## [WHAT IS REQUIRED]
All entries must be extracted exactly, with nothing added or dropped.

Start of AVAILABLE DATA

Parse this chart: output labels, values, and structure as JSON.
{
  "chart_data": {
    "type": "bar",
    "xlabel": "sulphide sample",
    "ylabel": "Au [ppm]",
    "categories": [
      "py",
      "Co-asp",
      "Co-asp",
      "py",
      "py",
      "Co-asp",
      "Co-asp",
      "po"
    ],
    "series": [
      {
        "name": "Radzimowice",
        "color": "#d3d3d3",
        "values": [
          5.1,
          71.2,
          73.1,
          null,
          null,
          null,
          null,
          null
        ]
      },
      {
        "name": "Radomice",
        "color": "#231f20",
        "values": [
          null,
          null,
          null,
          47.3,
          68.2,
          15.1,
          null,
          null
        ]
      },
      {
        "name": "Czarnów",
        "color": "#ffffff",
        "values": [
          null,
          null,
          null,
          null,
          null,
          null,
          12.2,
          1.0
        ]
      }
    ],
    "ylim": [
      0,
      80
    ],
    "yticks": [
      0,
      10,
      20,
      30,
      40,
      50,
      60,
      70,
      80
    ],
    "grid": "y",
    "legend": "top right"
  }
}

End of AVAILABLE DATA

## [SOLUTION TO THIS TASK]
Parse this chart: output labels, values, and structure as JSON.
{
  "chart_data": {
    "type": "bar",
    "xlabel": "sulphide sample",
    "ylabel": "Au [ppm]",
    "categories": [
      "py",
      "Co-asp",
      "Co-asp",
      "py",
      "py",
      "Co-asp",
      "Co-asp",
      "po"
    ],
    "series": [
      {
        "name": "Radzimowice",
        "color": "#d3d3d3",
        "values": [
          5.1,
          71.2,
          73.1,
          null,
          null,
          null,
          null,
          null
        ]
      },
      {
        "name": "Radomice",
        "color": "#231f20",
        "values": [
          null,
          null,
          null,
          47.3,
          68.2,
          15.1,
          null,
          null
        ]
      },
      {
        "name": "Czarnów",
        "color": "#ffffff",
        "values": [
          null,
          null,
          null,
          null,
          null,
          null,
          12.2,
          1.0
        ]
      }
    ],
    "ylim": [
      0,
      80
    ],
    "yticks": [
      0,
      10,
      20,
      30,
      40,
      50,
      60,
      70,
      80
    ],
    "grid": "y",
    "legend": "top right"
  }
}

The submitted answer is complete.